§ Instructions for the task
Go line by line through the data below and work out how many lines contain "Angewandte"; the answer is that number alone.

[Items from a data source]

Start of Block

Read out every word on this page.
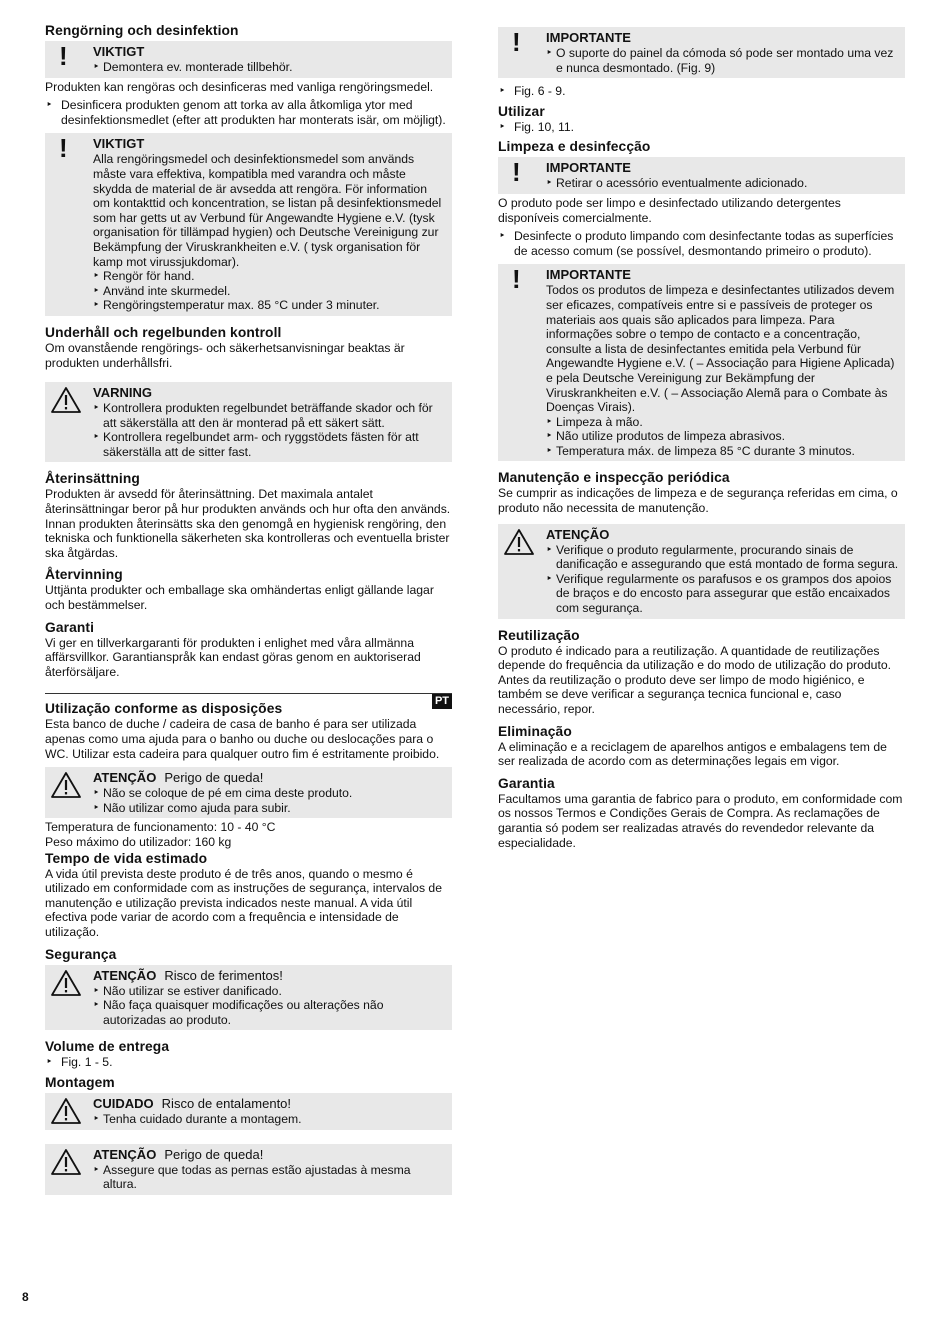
Rengörning och desinfektion
! VIKTIGT
‣ Demontera ev. monterade tillbehör.

Produkten kan rengöras och desinficeras med vanliga rengöringsmedel.

‣ Desinficera produkten genom att torka av alla åtkomliga ytor med desinfektionsmedlet (efter att produkten har monterats isär, om möjligt).
! VIKTIGT

Alla rengöringsmedel och desinfektionsmedel som används måste vara effektiva, kompatibla med varandra och måste skydda de material de är avsedda att rengöra. För information om kontakttid och koncentration, se listan på desinfektionsmedel som har getts ut av Verbund für Angewandte Hygiene e.V. (tysk organisation för tillämpad hygien) och Deutsche Vereinigung zur Bekämpfung der Viruskrankheiten e.V. ( tysk organisation för kamp mot virussjukdomar).

‣ Rengör för hand.
‣ Använd inte skurmedel.
‣ Rengöringstemperatur max. 85 °C under 3 minuter.
Underhåll och regelbunden kontroll

Om ovanstående rengörings- och säkerhetsanvisningar beaktas är produkten underhållsfri.

VARNING
‣ Kontrollera produkten regelbundet beträffande skador och för att säkerställa att den är monterad på ett säkert sätt.
‣ Kontrollera regelbundet arm- och ryggstödets fästen för att säkerställa att de sitter fast.
Återinsättning

Produkten är avsedd för återinsättning. Det maximala antalet återinsättningar beror på hur produkten används och hur ofta den används. Innan produkten återinsätts ska den genomgå en hygienisk rengöring, den tekniska och funktionella säkerheten ska kontrolleras och eventuella brister ska åtgärdas.

Återvinning

Uttjänta produkter och emballage ska omhändertas enligt gällande lagar och bestämmelser.

Garanti

Vi ger en tillverkargaranti för produkten i enlighet med våra allmänna affärsvillkor. Garantianspråk kan endast göras genom en auktoriserad återförsäljare.

PT
Utilização conforme as disposições

Esta banco de duche / cadeira de casa de banho é para ser utilizada apenas como uma ajuda para o banho ou duche ou deslocações para o WC. Utilizar esta cadeira para qualquer outro fim é estritamente proibido.

ATENÇÃO Perigo de queda!
‣ Não se coloque de pé em cima deste produto.
‣ Não utilizar como ajuda para subir.

Temperatura de funcionamento: 10 - 40 °C

Peso máximo do utilizador: 160 kg

Tempo de vida estimado

A vida útil prevista deste produto é de três anos, quando o mesmo é utilizado em conformidade com as instruções de segurança, intervalos de manutenção e utilização prevista indicados neste manual. A vida útil efectiva pode variar de acordo com a frequência e intensidade de utilização.

Segurança
ATENÇÃO Risco de ferimentos!
‣ Não utilizar se estiver danificado.
‣ Não faça quaisquer modificações ou alterações não autorizadas ao produto.
Volume de entrega
‣ Fig. 1 - 5.
Montagem
CUIDADO Risco de entalamento!
‣ Tenha cuidado durante a montagem.
ATENÇÃO Perigo de queda!
‣ Assegure que todas as pernas estão ajustadas à mesma altura.
! IMPORTANTE
‣ O suporte do painel da cómoda só pode ser montado uma vez e nunca desmontado. (Fig. 9)
‣ Fig. 6 - 9.
Utilizar
‣ Fig. 10, 11.
Limpeza e desinfecção
! IMPORTANTE
‣ Retirar o acessório eventualmente adicionado.

O produto pode ser limpo e desinfectado utilizando detergentes disponíveis comercialmente.

‣ Desinfecte o produto limpando com desinfectante todas as superfícies de acesso comum (se possível, desmontando primeiro o produto).
! IMPORTANTE

Todos os produtos de limpeza e desinfectantes utilizados devem ser eficazes, compatíveis entre si e passíveis de proteger os materiais aos quais são aplicados para limpeza. Para informações sobre o tempo de contacto e a concentração, consulte a lista de desinfectantes emitida pela Verbund für Angewandte Hygiene e.V. ( – Associação para Higiene Aplicada) e pela Deutsche Vereinigung zur Bekämpfung der Viruskrankheiten e.V. ( – Associação Alemã para o Combate às Doenças Virais).

‣ Limpeza à mão.
‣ Não utilize produtos de limpeza abrasivos.
‣ Temperatura máx. de limpeza 85 °C durante 3 minutos.
Manutenção e inspecção periódica

Se cumprir as indicações de limpeza e de segurança referidas em cima, o produto não necessita de manutenção.

ATENÇÃO
‣ Verifique o produto regularmente, procurando sinais de danificação e assegurando que está montado de forma segura.
‣ Verifique regularmente os parafusos e os grampos dos apoios de braços e do encosto para assegurar que estão encaixados com segurança.
Reutilização

O produto é indicado para a reutilização. A quantidade de reutilizações depende do frequência da utilização e do modo de utilização do produto. Antes da reutilização o produto deve ser limpo de modo higiénico, e também se deve verificar a segurança tecnica funcional e, caso necessário, repor.

Eliminação

A eliminação e a reciclagem de aparelhos antigos e embalagens tem de ser realizada de acordo com as determinações legais em vigor.

Garantia

Facultamos uma garantia de fabrico para o produto, em conformidade com os nossos Termos e Condições Gerais de Compra. As reclamações de garantia só podem ser realizadas através do revendedor relevante da especialidade.

8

End of Block

§ Answer area
2